== Records supplied ==
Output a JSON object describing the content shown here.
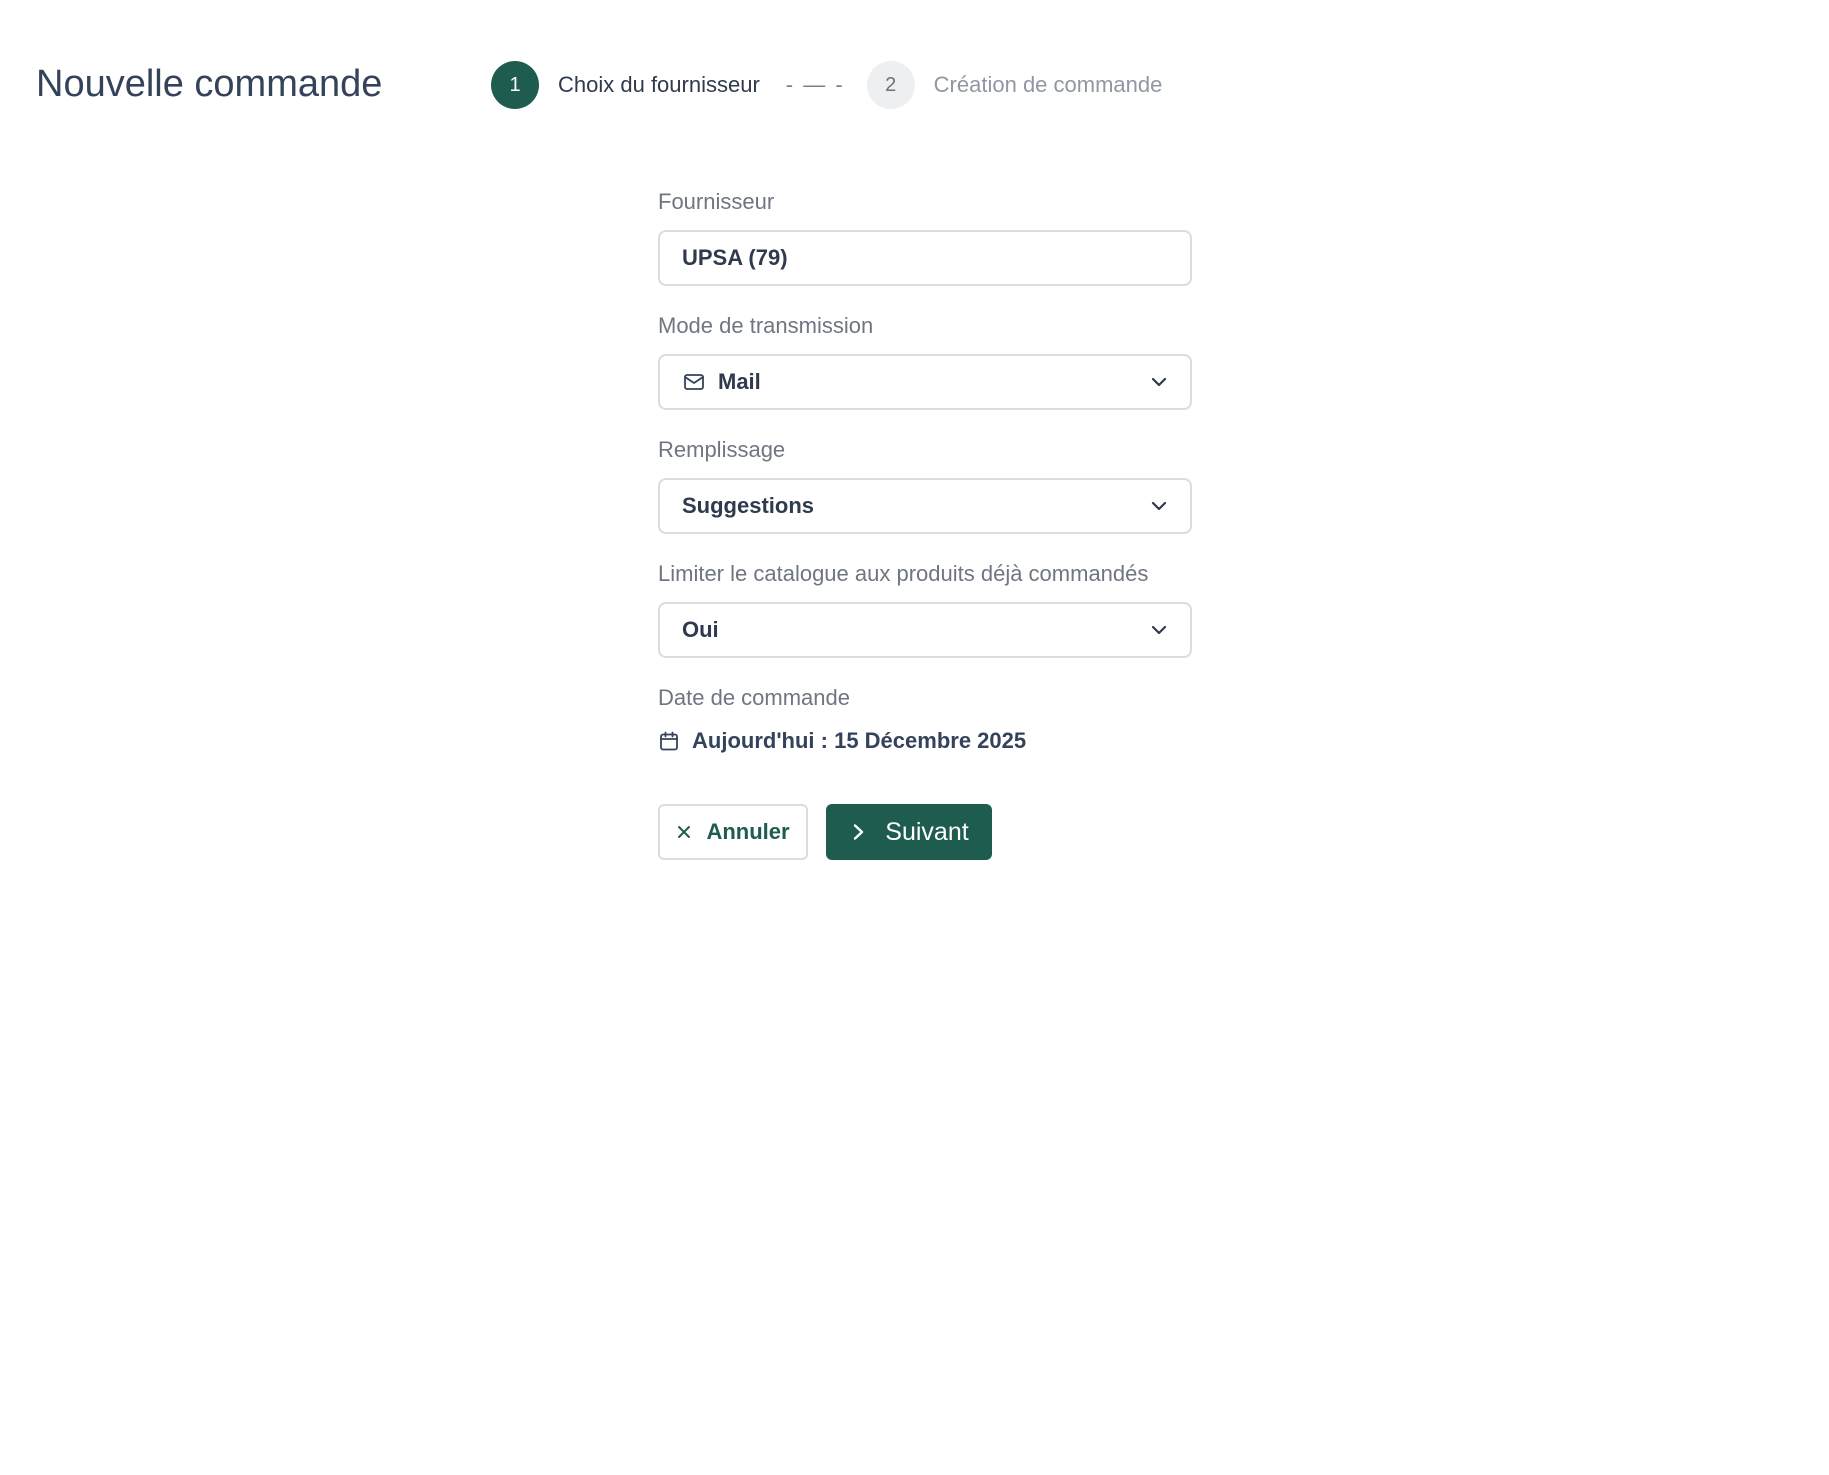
{
  "header": {
    "title": "Nouvelle commande"
  },
  "stepper": {
    "steps": [
      {
        "number": "1",
        "label": "Choix du fournisseur",
        "state": "active"
      },
      {
        "number": "2",
        "label": "Création de commande",
        "state": "inactive"
      }
    ],
    "separator": "- — -"
  },
  "form": {
    "supplier": {
      "label": "Fournisseur",
      "value": "UPSA (79)"
    },
    "transmission": {
      "label": "Mode de transmission",
      "value": "Mail",
      "icon": "mail-icon"
    },
    "filling": {
      "label": "Remplissage",
      "value": "Suggestions"
    },
    "limit_catalog": {
      "label": "Limiter le catalogue aux produits déjà commandés",
      "value": "Oui"
    },
    "order_date": {
      "label": "Date de commande",
      "value": "Aujourd'hui : 15 Décembre 2025",
      "icon": "calendar-icon"
    }
  },
  "actions": {
    "cancel_label": "Annuler",
    "next_label": "Suivant"
  },
  "colors": {
    "primary": "#1e5c4f",
    "text": "#2f3a4d",
    "muted": "#6f7682",
    "border": "#d9dce1"
  }
}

== Problem to work on ==
Quote the preceding listing precisely and completely, omitting its images.

== The reply ==
Output a JSON object describing the content shown here.
{
  "header": {
    "title": "Nouvelle commande"
  },
  "stepper": {
    "steps": [
      {
        "number": "1",
        "label": "Choix du fournisseur",
        "state": "active"
      },
      {
        "number": "2",
        "label": "Création de commande",
        "state": "inactive"
      }
    ],
    "separator": "- — -"
  },
  "form": {
    "supplier": {
      "label": "Fournisseur",
      "value": "UPSA (79)"
    },
    "transmission": {
      "label": "Mode de transmission",
      "value": "Mail",
      "icon": "mail-icon"
    },
    "filling": {
      "label": "Remplissage",
      "value": "Suggestions"
    },
    "limit_catalog": {
      "label": "Limiter le catalogue aux produits déjà commandés",
      "value": "Oui"
    },
    "order_date": {
      "label": "Date de commande",
      "value": "Aujourd'hui : 15 Décembre 2025",
      "icon": "calendar-icon"
    }
  },
  "actions": {
    "cancel_label": "Annuler",
    "next_label": "Suivant"
  },
  "colors": {
    "primary": "#1e5c4f",
    "text": "#2f3a4d",
    "muted": "#6f7682",
    "border": "#d9dce1"
  }
}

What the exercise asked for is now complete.